# start of INPUT ROWS
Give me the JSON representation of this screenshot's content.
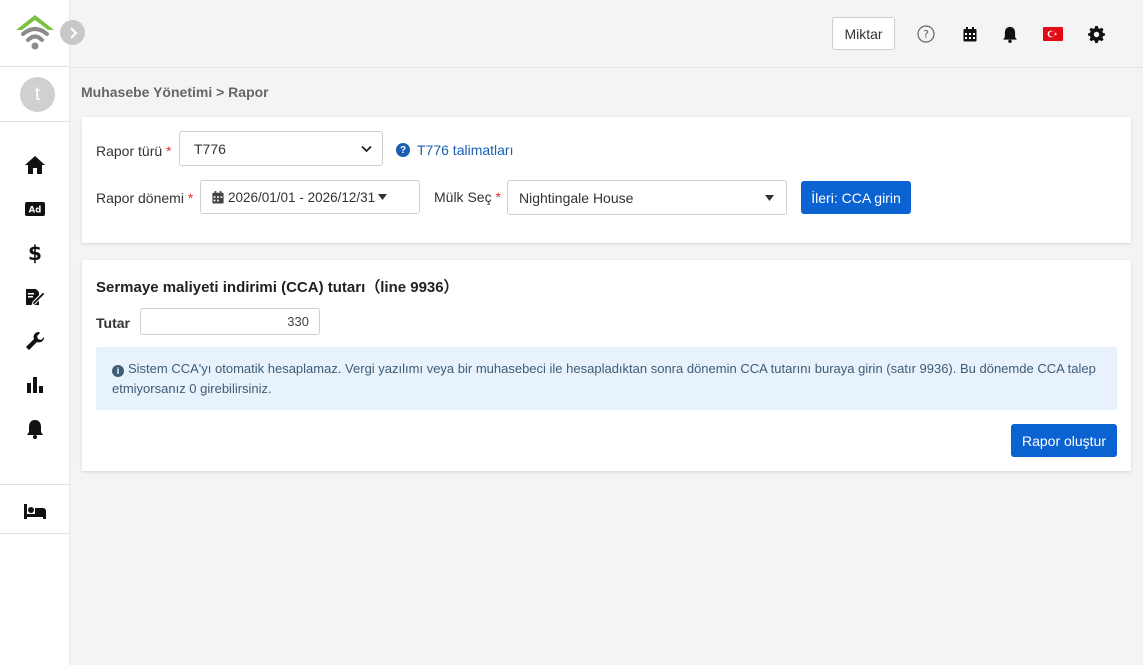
{
  "sidebar": {
    "avatar_letter": "t",
    "icons": [
      "home-icon",
      "ad-icon",
      "dollar-icon",
      "document-edit-icon",
      "wrench-icon",
      "bar-chart-icon",
      "bell-icon",
      "bed-icon"
    ]
  },
  "header": {
    "miktar_label": "Miktar",
    "icons": [
      "help-icon",
      "calendar-icon",
      "bell-icon",
      "turkey-flag-icon",
      "gear-icon"
    ]
  },
  "breadcrumb": "Muhasebe Yönetimi > Rapor",
  "filters": {
    "report_type_label": "Rapor türü",
    "report_type_value": "T776",
    "instructions_link": "T776 talimatları",
    "period_label": "Rapor dönemi",
    "period_value": "2026/01/01 - 2026/12/31",
    "property_label": "Mülk Seç",
    "property_value": "Nightingale House",
    "next_button": "İleri: CCA girin",
    "required_mark": "*"
  },
  "cca": {
    "title": "Sermaye maliyeti indirimi (CCA) tutarı（line 9936）",
    "amount_label": "Tutar",
    "amount_value": "330",
    "info_text": "Sistem CCA'yı otomatik hesaplamaz. Vergi yazılımı veya bir muhasebeci ile hesapladıktan sonra dönemin CCA tutarını buraya girin (satır 9936). Bu dönemde CCA talep etmiyorsanız 0 girebilirsiniz.",
    "create_button": "Rapor oluştur"
  },
  "colors": {
    "primary": "#0b62d1",
    "logo_green": "#7cc242",
    "logo_gray": "#8a8a8a",
    "alert_bg": "#e8f2fc",
    "required": "#d9332d"
  }
}
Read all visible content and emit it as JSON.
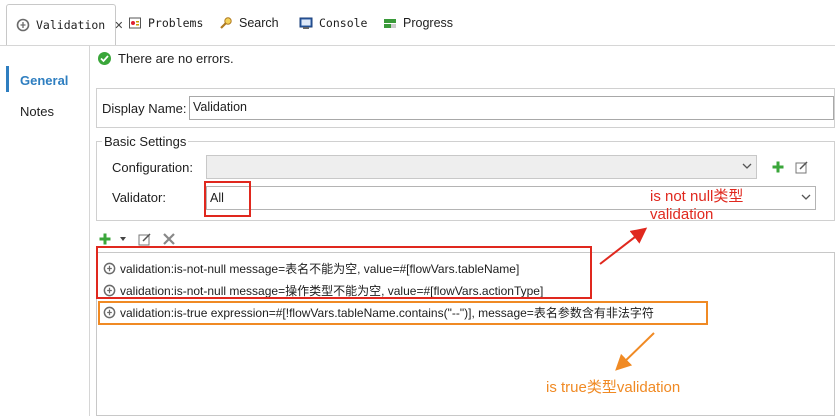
{
  "tabs": [
    {
      "label": "Validation",
      "active": true,
      "icon": "validation-icon"
    },
    {
      "label": "Problems",
      "icon": "problems-icon"
    },
    {
      "label": "Search",
      "icon": "search-icon"
    },
    {
      "label": "Console",
      "icon": "console-icon"
    },
    {
      "label": "Progress",
      "icon": "progress-icon"
    }
  ],
  "sidebar": {
    "items": [
      {
        "label": "General",
        "selected": true
      },
      {
        "label": "Notes"
      }
    ]
  },
  "status_message": "There are no errors.",
  "display_name": {
    "label": "Display Name:",
    "value": "Validation"
  },
  "basic_settings": {
    "title": "Basic Settings",
    "configuration_label": "Configuration:",
    "configuration_value": "",
    "validator_label": "Validator:",
    "validator_value": "All"
  },
  "validations": [
    "validation:is-not-null message=表名不能为空, value=#[flowVars.tableName]",
    "validation:is-not-null message=操作类型不能为空, value=#[flowVars.actionType]",
    "validation:is-true expression=#[!flowVars.tableName.contains(\"--\")], message=表名参数含有非法字符"
  ],
  "annotations": {
    "not_null_line1": "is not null类型",
    "not_null_line2": "validation",
    "is_true": "is true类型validation"
  },
  "colors": {
    "accent": "#2e7ec0",
    "annotation_red": "#e0281e",
    "annotation_orange": "#f08a24",
    "success": "#3aa63a"
  }
}
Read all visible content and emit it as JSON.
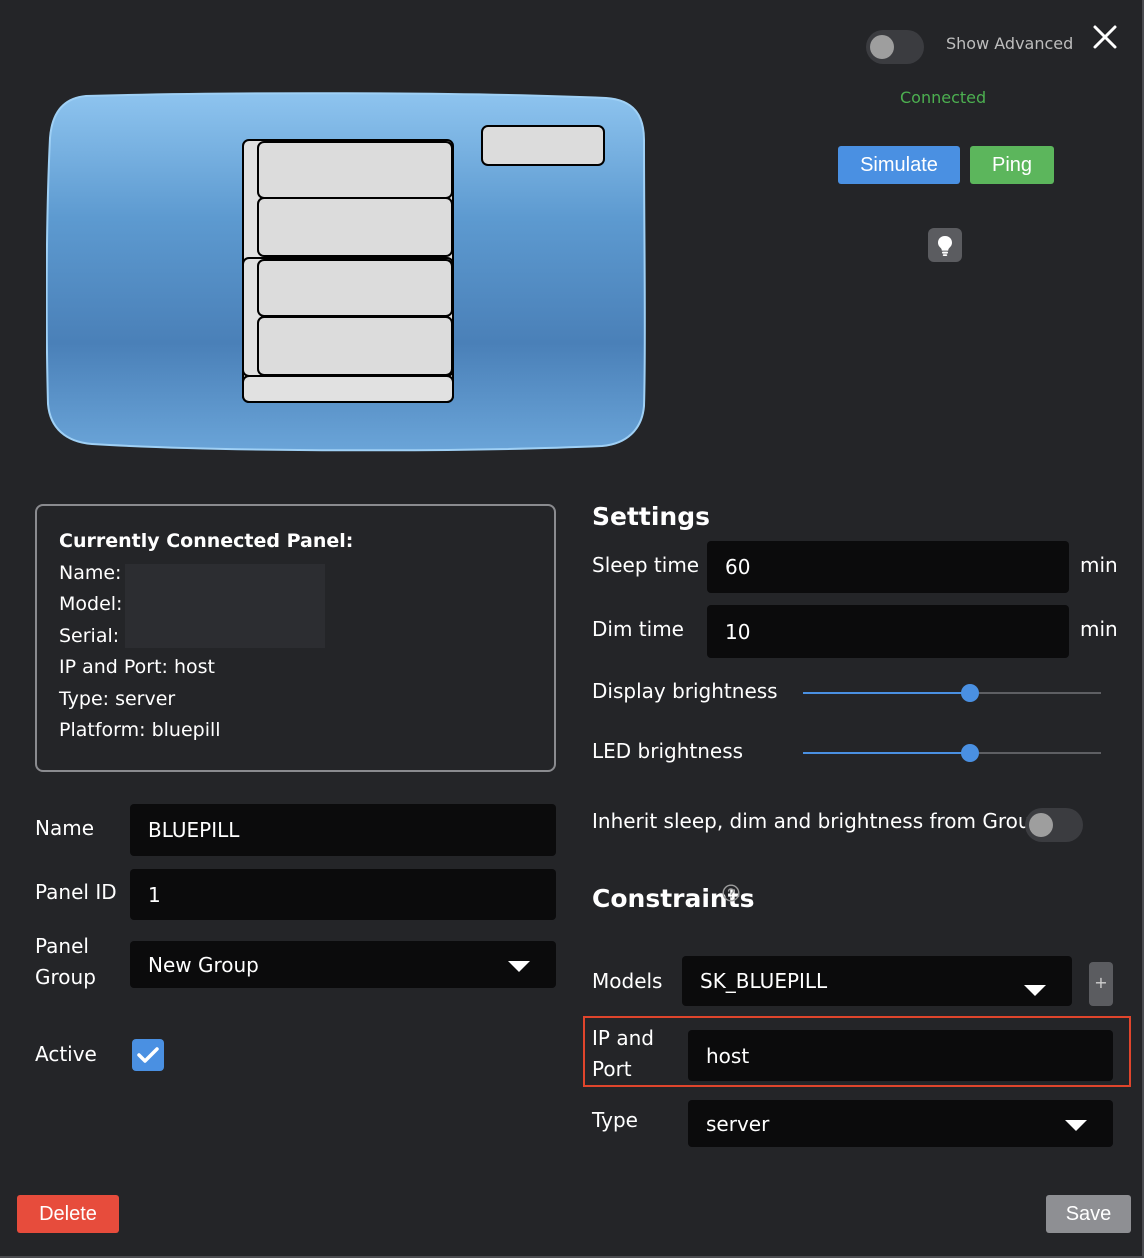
# end of INPUT ROWS
- EXERCISE PROMPT:
Identify each line containing the string "tableName" and copy it out.

- REPLY TO THE EXERCISE:
    "validation:is-not-null message=表名不能为空, value=#[flowVars.tableName]",
    "validation:is-true expression=#[!flowVars.tableName.contains(\"--\")], message=表名参数含有非法字符"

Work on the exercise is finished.